### Exercise task
Filter for the word "стоимость" and keep each matching line.

### Dataset records
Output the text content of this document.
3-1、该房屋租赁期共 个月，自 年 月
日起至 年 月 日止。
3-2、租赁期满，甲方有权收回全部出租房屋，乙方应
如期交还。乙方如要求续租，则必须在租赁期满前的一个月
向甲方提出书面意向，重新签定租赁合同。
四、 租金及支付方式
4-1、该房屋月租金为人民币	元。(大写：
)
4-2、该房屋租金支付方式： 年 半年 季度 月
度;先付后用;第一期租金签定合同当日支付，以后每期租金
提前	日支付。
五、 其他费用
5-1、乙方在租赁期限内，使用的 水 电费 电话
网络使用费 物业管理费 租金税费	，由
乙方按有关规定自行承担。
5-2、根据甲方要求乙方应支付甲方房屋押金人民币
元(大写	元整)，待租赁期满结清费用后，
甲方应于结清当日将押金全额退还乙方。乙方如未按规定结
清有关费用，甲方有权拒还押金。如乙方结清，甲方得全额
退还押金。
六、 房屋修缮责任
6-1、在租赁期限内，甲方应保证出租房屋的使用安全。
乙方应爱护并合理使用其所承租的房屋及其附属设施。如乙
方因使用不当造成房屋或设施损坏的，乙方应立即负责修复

--

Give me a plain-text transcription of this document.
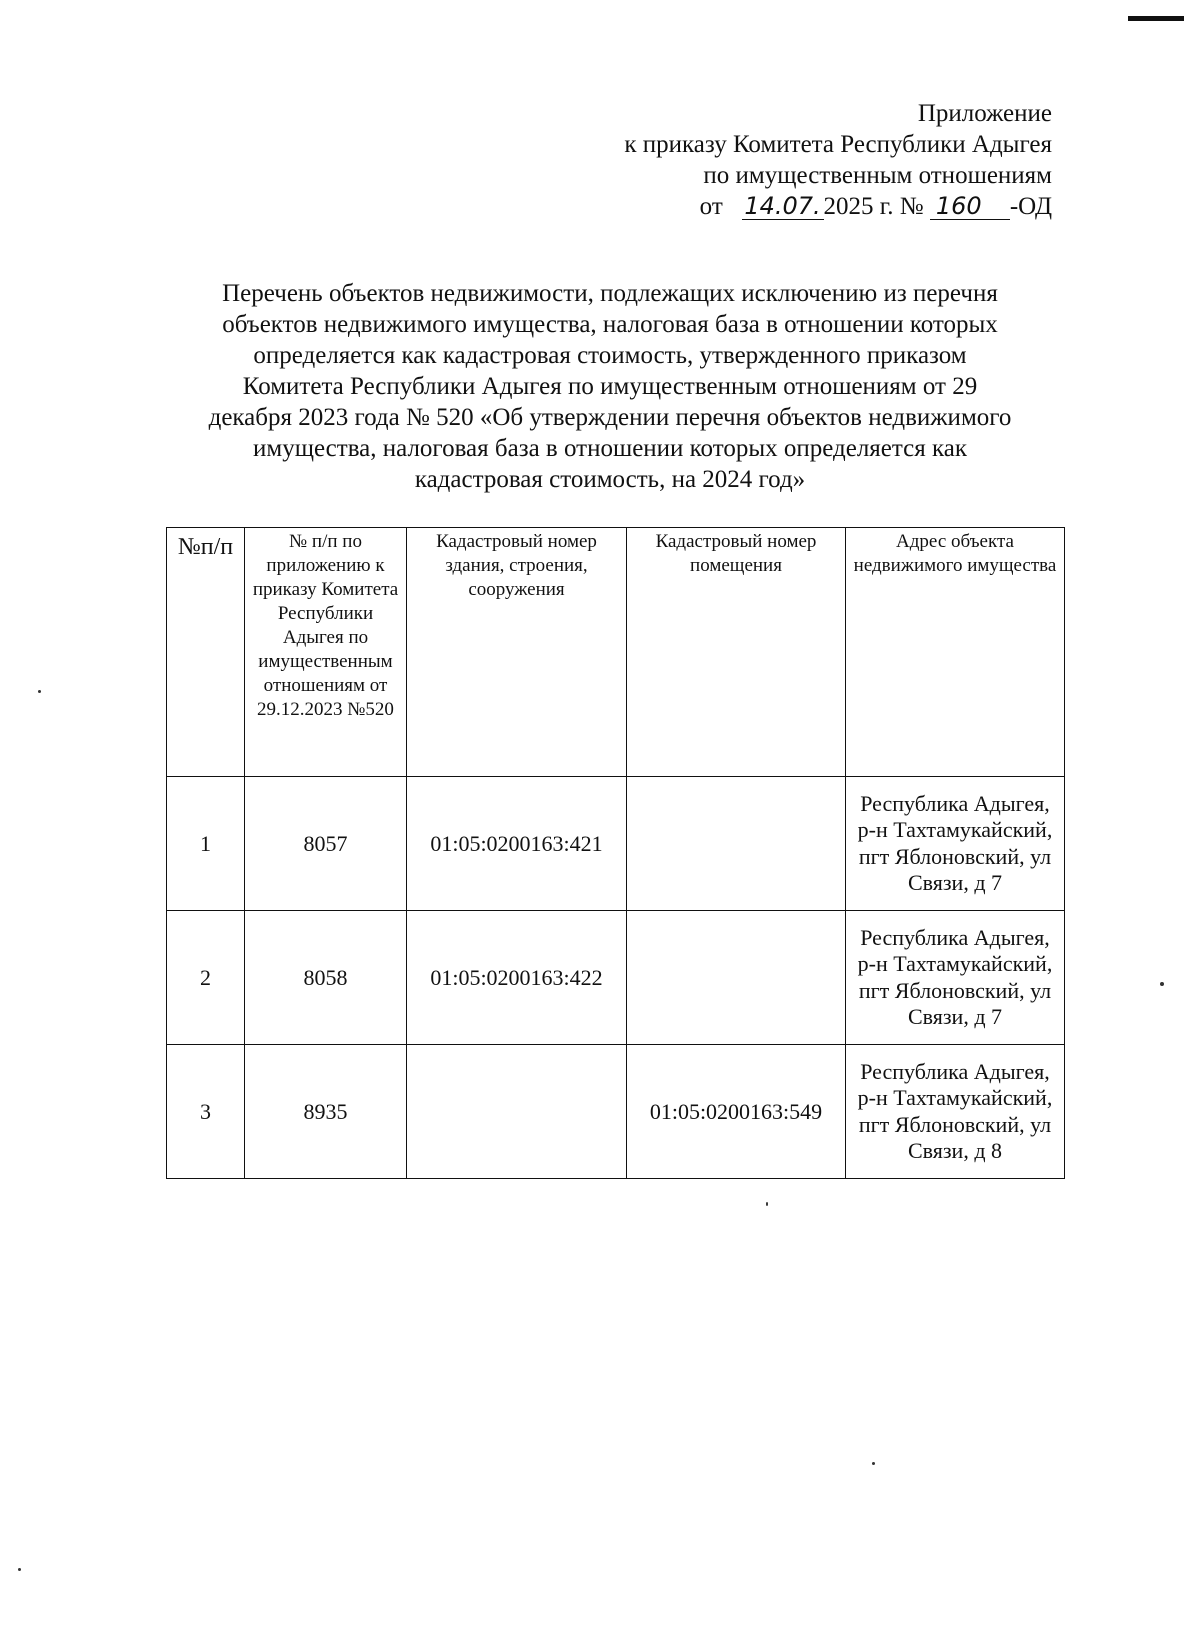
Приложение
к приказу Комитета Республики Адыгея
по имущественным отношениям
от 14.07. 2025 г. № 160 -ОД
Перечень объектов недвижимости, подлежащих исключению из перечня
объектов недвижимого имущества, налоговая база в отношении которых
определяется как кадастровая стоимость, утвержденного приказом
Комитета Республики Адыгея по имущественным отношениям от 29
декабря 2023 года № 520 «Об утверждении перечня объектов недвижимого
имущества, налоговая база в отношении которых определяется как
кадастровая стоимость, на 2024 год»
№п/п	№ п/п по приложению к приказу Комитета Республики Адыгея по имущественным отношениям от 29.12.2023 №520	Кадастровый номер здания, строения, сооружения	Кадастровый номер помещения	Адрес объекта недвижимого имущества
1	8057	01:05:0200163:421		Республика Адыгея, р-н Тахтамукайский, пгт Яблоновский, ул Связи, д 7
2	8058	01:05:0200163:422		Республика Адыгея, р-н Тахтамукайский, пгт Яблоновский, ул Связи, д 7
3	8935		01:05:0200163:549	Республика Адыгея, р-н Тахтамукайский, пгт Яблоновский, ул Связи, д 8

### Solution
определяется как кадастровая стоимость, утвержденного приказом
кадастровая стоимость, на 2024 год»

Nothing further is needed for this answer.